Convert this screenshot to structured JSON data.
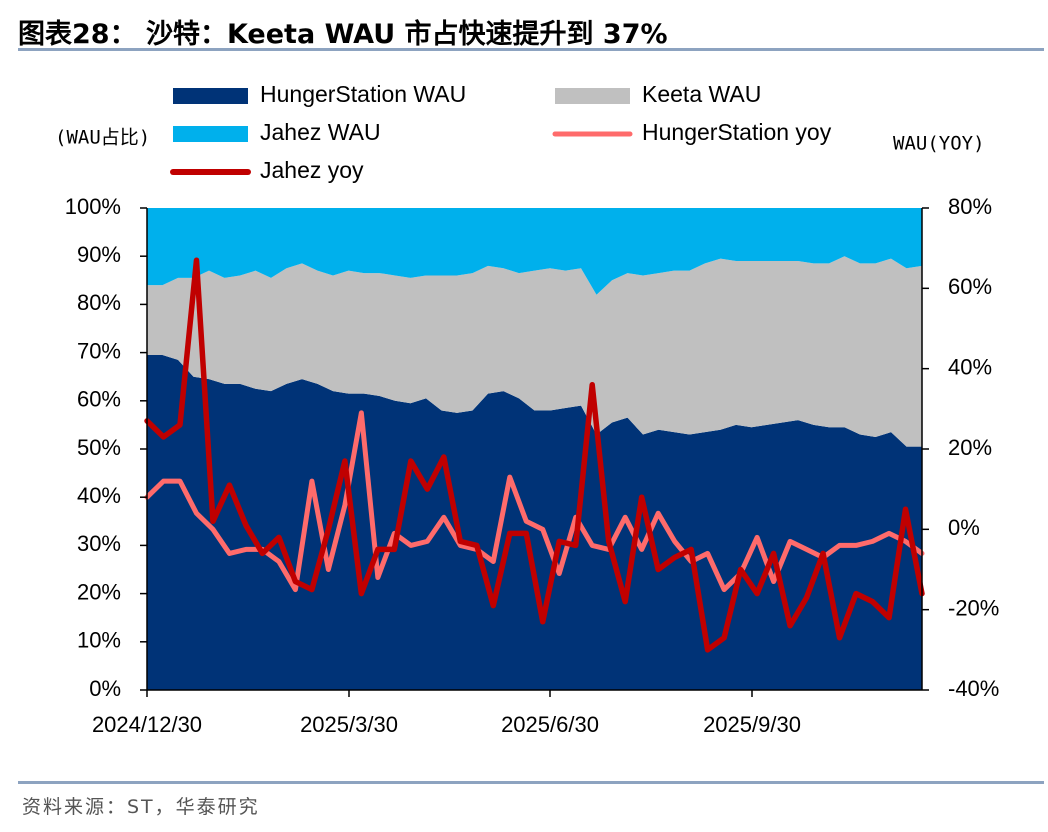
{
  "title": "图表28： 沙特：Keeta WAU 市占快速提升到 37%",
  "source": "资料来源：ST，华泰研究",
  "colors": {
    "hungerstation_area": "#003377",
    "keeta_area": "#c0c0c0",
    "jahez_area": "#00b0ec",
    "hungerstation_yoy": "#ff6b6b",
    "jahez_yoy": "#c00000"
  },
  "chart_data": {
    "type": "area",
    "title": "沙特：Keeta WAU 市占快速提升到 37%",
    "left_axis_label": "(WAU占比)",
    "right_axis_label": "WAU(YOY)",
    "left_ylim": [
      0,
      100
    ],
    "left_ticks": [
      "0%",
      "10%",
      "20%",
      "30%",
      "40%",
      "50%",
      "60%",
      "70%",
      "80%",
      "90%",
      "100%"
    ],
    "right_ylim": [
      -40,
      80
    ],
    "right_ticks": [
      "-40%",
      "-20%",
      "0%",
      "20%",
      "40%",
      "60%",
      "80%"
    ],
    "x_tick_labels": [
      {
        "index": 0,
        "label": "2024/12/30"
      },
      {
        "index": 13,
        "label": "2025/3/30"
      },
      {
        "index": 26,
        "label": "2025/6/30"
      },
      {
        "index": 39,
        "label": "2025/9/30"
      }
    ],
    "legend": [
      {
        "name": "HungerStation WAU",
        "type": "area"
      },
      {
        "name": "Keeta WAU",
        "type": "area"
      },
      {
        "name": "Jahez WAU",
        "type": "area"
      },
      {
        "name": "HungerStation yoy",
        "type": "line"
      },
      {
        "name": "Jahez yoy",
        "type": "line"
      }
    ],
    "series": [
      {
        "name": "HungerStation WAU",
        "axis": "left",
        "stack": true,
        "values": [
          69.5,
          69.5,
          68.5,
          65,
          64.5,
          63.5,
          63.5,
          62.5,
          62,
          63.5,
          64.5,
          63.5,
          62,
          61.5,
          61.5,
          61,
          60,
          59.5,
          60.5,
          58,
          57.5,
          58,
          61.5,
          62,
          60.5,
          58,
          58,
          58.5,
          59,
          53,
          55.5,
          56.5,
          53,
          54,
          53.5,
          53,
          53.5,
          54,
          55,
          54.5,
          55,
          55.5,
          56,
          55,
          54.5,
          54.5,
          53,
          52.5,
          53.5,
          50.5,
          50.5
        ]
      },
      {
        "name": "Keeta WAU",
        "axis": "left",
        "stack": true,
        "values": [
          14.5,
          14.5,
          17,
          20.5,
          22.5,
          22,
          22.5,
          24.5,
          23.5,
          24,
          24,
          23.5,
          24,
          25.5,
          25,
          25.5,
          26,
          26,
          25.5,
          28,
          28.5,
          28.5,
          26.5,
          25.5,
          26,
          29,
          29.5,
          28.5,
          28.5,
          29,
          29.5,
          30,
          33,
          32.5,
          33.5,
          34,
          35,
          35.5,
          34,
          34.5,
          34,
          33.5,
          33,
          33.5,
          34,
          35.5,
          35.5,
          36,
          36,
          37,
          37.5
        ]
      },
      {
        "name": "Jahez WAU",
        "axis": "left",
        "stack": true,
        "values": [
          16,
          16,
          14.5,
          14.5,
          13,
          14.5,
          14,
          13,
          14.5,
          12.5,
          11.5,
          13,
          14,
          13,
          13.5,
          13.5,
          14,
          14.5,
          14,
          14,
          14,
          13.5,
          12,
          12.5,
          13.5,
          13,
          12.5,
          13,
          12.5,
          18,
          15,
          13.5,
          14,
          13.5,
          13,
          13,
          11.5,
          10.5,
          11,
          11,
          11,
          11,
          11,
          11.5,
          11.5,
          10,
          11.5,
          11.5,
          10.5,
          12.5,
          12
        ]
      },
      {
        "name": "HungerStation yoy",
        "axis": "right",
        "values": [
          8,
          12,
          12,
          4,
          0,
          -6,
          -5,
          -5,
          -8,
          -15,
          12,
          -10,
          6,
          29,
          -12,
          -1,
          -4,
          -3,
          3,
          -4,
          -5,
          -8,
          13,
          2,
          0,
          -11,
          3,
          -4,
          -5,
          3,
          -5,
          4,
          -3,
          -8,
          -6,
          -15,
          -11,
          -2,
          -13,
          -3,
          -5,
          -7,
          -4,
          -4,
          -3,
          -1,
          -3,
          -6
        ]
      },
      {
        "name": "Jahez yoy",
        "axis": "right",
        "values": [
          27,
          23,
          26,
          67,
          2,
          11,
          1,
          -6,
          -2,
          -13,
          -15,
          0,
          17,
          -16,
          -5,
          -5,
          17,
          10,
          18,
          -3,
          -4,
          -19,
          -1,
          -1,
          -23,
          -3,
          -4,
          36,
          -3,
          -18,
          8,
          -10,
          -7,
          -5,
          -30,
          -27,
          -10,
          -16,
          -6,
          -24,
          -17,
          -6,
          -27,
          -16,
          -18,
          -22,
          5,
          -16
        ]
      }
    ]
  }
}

·····

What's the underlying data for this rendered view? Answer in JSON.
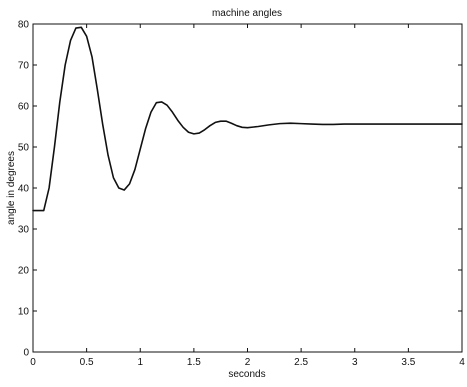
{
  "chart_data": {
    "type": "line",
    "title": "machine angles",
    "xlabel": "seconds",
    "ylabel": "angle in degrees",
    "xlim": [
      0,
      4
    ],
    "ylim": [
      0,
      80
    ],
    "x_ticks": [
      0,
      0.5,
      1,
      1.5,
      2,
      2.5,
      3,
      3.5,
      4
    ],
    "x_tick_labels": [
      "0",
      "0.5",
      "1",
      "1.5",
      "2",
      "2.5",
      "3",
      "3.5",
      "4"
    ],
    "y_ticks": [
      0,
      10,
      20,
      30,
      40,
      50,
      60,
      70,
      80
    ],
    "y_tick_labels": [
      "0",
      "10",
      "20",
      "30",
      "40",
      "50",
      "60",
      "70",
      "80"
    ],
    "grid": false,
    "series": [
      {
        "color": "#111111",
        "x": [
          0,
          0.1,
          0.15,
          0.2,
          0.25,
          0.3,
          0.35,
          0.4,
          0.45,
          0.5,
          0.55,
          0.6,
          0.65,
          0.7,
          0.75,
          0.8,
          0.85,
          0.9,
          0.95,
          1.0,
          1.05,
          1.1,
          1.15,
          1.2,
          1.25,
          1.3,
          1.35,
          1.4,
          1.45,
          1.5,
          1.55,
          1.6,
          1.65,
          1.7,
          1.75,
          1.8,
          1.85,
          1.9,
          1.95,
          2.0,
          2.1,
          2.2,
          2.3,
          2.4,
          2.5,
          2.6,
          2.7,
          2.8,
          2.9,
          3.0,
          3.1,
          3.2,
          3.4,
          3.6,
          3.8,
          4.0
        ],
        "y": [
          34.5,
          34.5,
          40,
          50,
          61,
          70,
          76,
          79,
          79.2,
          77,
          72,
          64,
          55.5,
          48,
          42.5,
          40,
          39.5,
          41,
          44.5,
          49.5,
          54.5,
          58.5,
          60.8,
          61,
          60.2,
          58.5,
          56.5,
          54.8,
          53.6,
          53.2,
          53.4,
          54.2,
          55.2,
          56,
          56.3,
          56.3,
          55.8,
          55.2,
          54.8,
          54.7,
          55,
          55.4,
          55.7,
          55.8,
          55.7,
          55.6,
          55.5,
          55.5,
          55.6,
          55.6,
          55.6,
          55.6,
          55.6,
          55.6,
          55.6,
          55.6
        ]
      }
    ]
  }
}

·····

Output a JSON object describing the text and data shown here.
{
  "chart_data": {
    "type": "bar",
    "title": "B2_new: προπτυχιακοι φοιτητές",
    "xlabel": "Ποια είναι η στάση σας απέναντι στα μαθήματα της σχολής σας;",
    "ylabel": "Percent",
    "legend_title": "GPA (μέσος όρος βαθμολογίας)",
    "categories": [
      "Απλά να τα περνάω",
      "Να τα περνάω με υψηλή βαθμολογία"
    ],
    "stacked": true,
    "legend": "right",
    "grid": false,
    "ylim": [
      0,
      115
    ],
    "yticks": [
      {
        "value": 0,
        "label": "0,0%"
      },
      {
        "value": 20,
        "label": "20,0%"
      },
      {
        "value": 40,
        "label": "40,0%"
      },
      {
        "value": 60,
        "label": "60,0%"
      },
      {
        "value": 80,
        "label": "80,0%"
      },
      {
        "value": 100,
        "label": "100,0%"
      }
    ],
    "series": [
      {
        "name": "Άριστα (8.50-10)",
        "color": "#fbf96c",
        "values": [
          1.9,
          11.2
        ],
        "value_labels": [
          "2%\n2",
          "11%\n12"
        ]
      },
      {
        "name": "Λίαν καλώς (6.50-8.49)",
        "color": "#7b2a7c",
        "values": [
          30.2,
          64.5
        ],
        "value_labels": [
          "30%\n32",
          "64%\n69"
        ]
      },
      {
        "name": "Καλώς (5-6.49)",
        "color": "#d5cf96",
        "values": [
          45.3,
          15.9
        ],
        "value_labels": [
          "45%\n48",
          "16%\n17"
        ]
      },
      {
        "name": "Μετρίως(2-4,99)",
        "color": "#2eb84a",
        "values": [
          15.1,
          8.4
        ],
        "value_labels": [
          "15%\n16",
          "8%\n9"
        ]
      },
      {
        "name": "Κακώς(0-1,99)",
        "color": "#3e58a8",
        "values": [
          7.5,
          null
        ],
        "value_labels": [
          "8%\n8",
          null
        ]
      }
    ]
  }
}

·····

## Requirement
Collect, from the material above, every line containing the word "xlabel".

## Task solution
    "xlabel": "seconds",
    "xlabel": "Ποια είναι η στάση σας απέναντι στα μαθήματα της σχολής σας;",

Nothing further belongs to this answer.